> Problem
Output a single figure: the number of lines in which the word "label" appears.

> Data provided
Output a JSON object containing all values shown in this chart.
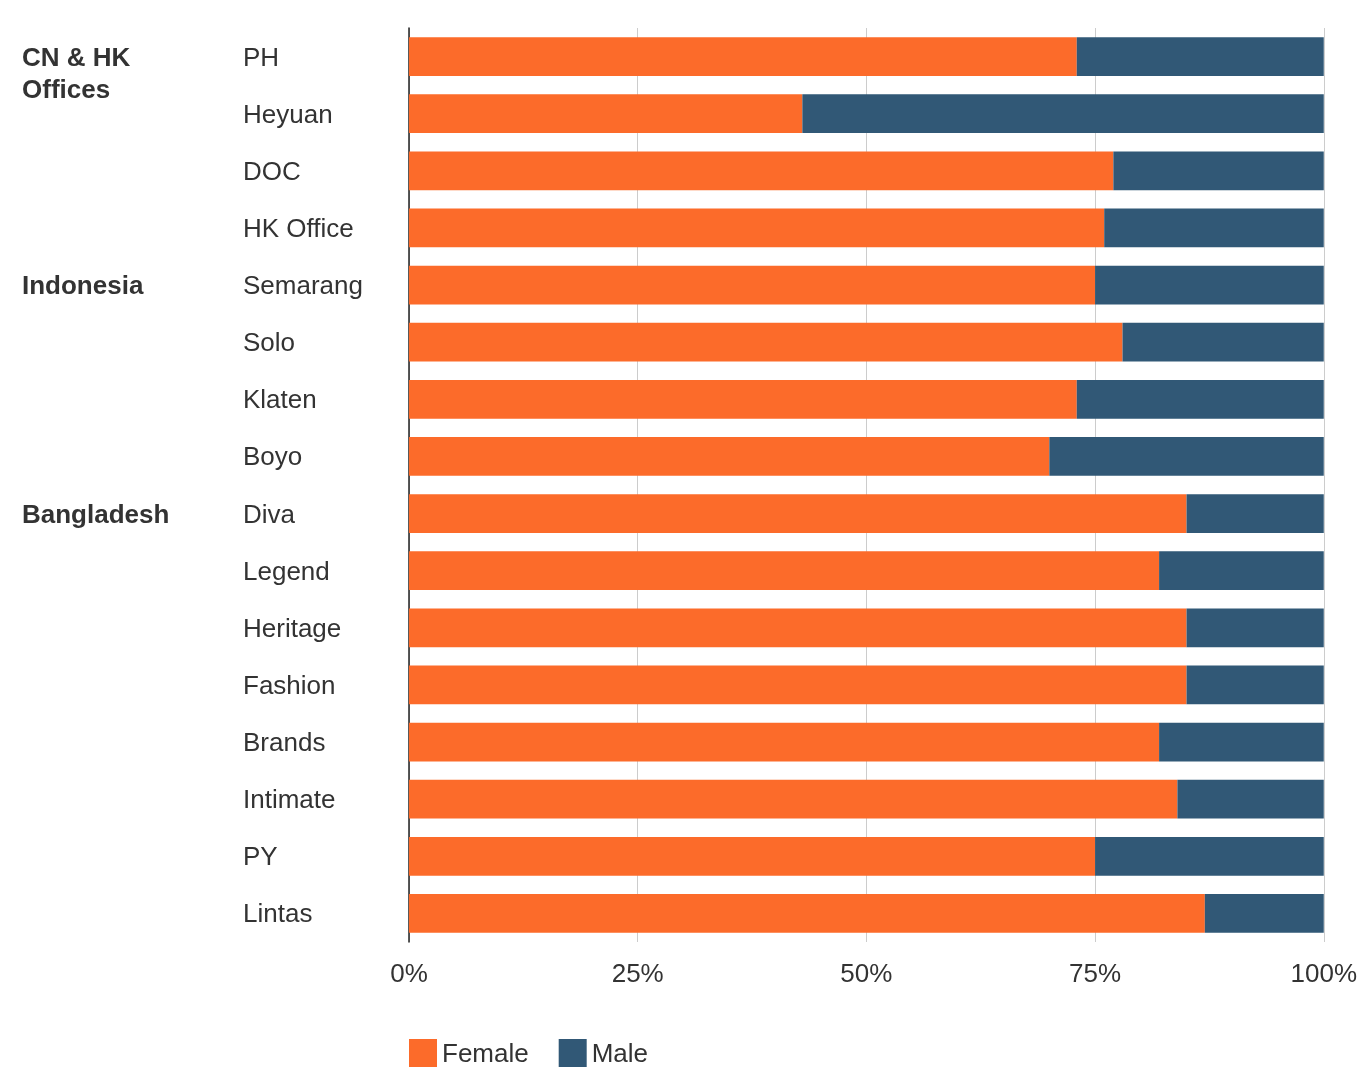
{
  "chart_data": {
    "type": "bar",
    "orientation": "horizontal",
    "stacked": true,
    "categories": [
      "PH",
      "Heyuan",
      "DOC",
      "HK Office",
      "Semarang",
      "Solo",
      "Klaten",
      "Boyo",
      "Diva",
      "Legend",
      "Heritage",
      "Fashion",
      "Brands",
      "Intimate",
      "PY",
      "Lintas"
    ],
    "series": [
      {
        "name": "Female",
        "color": "#fc6b2a",
        "values": [
          73,
          43,
          77,
          76,
          75,
          78,
          73,
          70,
          85,
          82,
          85,
          85,
          82,
          84,
          75,
          87
        ]
      },
      {
        "name": "Male",
        "color": "#315876",
        "values": [
          27,
          57,
          23,
          24,
          25,
          22,
          27,
          30,
          15,
          18,
          15,
          15,
          18,
          16,
          25,
          13
        ]
      }
    ],
    "xlim": [
      0,
      100
    ],
    "xticks": [
      {
        "value": 0,
        "label": "0%"
      },
      {
        "value": 25,
        "label": "25%"
      },
      {
        "value": 50,
        "label": "50%"
      },
      {
        "value": 75,
        "label": "75%"
      },
      {
        "value": 100,
        "label": "100%"
      }
    ],
    "annotations": [
      "CN & HK\nOffices",
      "Indonesia",
      "Bangladesh"
    ],
    "grid": "x",
    "legend": "bottom"
  }
}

> The solution
5